#### [WHAT TO PRODUCE]
Below are the records. Gather each line that holds "monthly".

#### [AVAILABLE RECORDS]
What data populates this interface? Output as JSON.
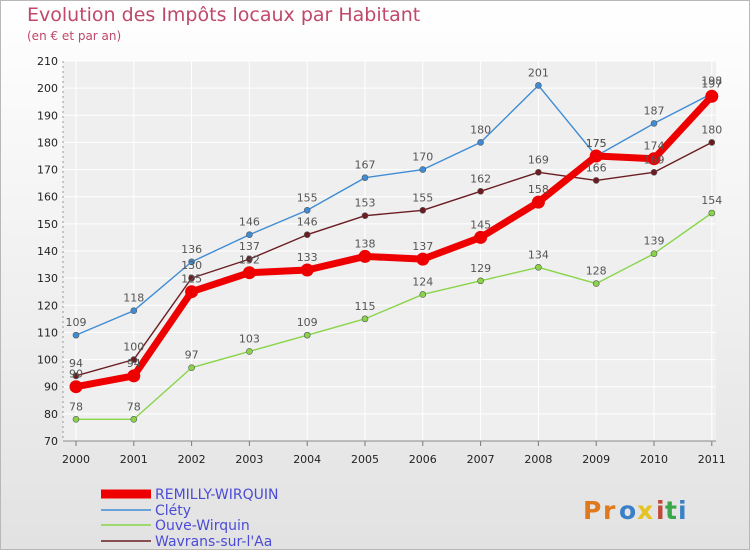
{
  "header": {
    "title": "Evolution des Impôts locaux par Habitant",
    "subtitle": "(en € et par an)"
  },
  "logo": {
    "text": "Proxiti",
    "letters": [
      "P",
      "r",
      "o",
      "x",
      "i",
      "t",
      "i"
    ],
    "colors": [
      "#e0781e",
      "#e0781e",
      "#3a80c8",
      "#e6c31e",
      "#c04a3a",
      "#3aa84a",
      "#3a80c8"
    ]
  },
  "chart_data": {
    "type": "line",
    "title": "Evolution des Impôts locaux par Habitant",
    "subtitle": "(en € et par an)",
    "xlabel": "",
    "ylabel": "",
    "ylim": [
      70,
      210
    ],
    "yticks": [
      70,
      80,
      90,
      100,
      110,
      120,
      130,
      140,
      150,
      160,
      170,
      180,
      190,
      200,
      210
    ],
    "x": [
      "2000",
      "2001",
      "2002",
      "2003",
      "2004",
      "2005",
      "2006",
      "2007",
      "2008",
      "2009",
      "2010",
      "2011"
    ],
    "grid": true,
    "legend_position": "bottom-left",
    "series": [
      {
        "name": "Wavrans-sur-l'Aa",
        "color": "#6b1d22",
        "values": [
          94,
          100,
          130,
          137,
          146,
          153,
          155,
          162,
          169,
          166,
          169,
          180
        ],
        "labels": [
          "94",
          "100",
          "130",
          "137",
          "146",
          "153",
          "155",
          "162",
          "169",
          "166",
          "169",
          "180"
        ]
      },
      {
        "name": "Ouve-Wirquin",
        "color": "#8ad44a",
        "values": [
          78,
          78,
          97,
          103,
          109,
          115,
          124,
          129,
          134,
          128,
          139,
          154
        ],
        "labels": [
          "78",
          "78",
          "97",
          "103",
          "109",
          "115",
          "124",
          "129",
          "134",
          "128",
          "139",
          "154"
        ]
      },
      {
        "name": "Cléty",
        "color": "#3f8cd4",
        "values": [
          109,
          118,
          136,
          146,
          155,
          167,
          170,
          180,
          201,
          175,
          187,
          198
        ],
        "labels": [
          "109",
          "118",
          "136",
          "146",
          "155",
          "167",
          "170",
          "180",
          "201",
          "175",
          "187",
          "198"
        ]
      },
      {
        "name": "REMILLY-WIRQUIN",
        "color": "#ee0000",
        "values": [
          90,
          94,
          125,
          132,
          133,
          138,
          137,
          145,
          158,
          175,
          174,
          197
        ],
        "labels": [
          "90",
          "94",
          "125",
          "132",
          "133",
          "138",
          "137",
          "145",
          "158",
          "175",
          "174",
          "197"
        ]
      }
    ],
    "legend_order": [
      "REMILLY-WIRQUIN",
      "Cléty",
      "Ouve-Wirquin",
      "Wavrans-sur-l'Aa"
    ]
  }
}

...

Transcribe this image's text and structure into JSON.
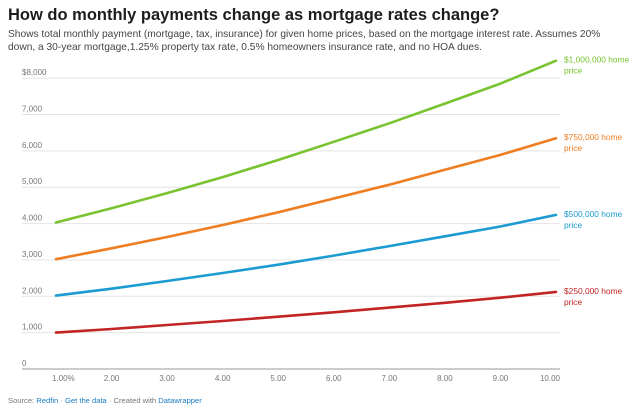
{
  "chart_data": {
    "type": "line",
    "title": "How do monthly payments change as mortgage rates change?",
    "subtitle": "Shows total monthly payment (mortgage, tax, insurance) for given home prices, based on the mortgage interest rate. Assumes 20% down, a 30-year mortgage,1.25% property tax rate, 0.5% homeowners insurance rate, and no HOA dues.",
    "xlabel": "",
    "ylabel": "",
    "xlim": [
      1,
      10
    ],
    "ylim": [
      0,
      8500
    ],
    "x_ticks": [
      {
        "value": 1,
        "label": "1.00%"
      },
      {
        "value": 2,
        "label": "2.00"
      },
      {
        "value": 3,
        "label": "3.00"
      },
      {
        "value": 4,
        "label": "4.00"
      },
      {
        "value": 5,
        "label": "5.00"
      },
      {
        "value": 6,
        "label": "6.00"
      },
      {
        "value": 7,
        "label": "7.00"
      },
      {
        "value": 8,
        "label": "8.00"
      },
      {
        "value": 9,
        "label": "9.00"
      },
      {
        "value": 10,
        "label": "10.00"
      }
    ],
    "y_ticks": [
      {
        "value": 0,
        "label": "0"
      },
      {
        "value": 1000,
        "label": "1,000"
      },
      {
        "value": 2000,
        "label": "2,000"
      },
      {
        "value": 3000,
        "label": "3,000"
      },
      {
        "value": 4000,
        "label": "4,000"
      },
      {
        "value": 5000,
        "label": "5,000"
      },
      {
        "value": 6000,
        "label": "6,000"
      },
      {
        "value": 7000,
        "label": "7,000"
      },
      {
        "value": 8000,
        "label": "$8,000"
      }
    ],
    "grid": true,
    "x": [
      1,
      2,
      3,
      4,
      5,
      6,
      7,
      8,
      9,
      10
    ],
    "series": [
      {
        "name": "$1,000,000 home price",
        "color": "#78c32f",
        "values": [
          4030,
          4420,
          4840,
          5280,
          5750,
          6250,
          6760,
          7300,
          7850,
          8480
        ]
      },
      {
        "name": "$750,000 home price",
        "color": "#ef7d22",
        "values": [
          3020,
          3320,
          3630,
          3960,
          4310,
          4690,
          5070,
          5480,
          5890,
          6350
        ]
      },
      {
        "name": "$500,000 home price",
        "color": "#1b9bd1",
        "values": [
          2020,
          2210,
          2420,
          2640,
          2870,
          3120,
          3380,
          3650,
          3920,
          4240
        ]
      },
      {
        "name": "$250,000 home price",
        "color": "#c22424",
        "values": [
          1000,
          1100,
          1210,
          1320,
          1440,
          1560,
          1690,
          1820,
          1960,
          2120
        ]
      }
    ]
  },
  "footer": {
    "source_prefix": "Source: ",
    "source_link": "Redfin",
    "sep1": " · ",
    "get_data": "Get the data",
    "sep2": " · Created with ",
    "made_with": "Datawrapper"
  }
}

==

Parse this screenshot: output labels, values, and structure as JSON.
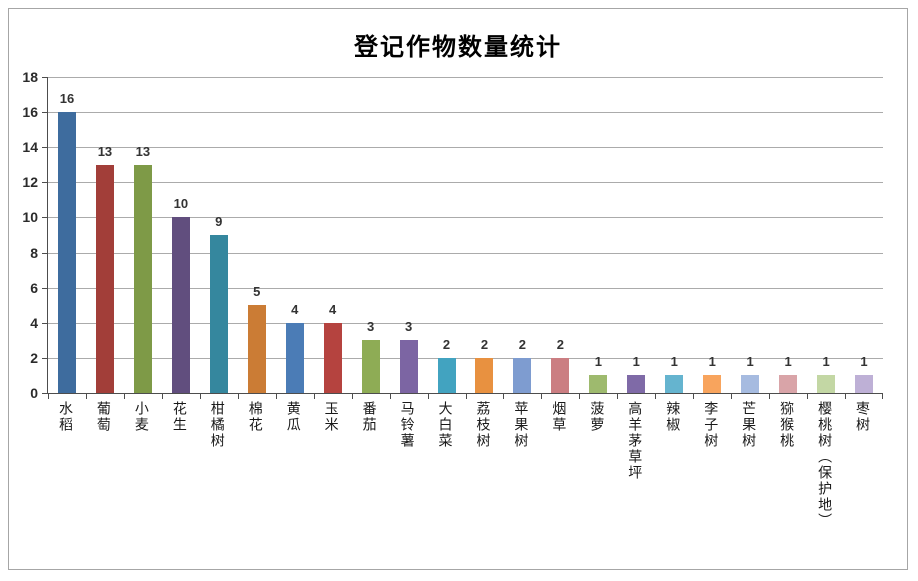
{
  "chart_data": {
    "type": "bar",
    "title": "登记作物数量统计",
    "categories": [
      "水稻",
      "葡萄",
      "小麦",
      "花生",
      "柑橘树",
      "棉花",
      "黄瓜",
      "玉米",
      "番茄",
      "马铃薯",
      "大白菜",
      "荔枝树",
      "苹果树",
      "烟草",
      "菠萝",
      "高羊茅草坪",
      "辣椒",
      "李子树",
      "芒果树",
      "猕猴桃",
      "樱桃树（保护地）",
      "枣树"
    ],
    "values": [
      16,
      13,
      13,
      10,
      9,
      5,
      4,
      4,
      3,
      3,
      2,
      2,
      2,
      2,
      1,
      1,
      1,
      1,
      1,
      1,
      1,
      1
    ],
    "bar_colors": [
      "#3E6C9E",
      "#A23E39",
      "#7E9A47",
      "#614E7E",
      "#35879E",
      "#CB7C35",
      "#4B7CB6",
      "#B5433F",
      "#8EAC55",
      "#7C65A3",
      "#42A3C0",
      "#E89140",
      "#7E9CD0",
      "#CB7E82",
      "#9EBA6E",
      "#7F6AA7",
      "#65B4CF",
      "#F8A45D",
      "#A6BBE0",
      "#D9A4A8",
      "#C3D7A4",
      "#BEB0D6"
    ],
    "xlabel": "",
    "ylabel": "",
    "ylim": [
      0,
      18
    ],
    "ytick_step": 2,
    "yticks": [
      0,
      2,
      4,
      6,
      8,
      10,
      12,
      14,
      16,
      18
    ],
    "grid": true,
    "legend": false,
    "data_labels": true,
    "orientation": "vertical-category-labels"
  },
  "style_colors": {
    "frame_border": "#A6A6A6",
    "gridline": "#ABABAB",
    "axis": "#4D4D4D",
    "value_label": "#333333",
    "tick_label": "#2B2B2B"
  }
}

#### [FULL ANSWER]
    "title": "How do monthly payments change as mortgage rates change?",
    "subtitle": "Shows total monthly payment (mortgage, tax, insurance) for given home prices, based on the mortgage interest rate. Assumes 20% down, a 30-year mortgage,1.25% property tax rate, 0.5% homeowners insurance rate, and no HOA dues.",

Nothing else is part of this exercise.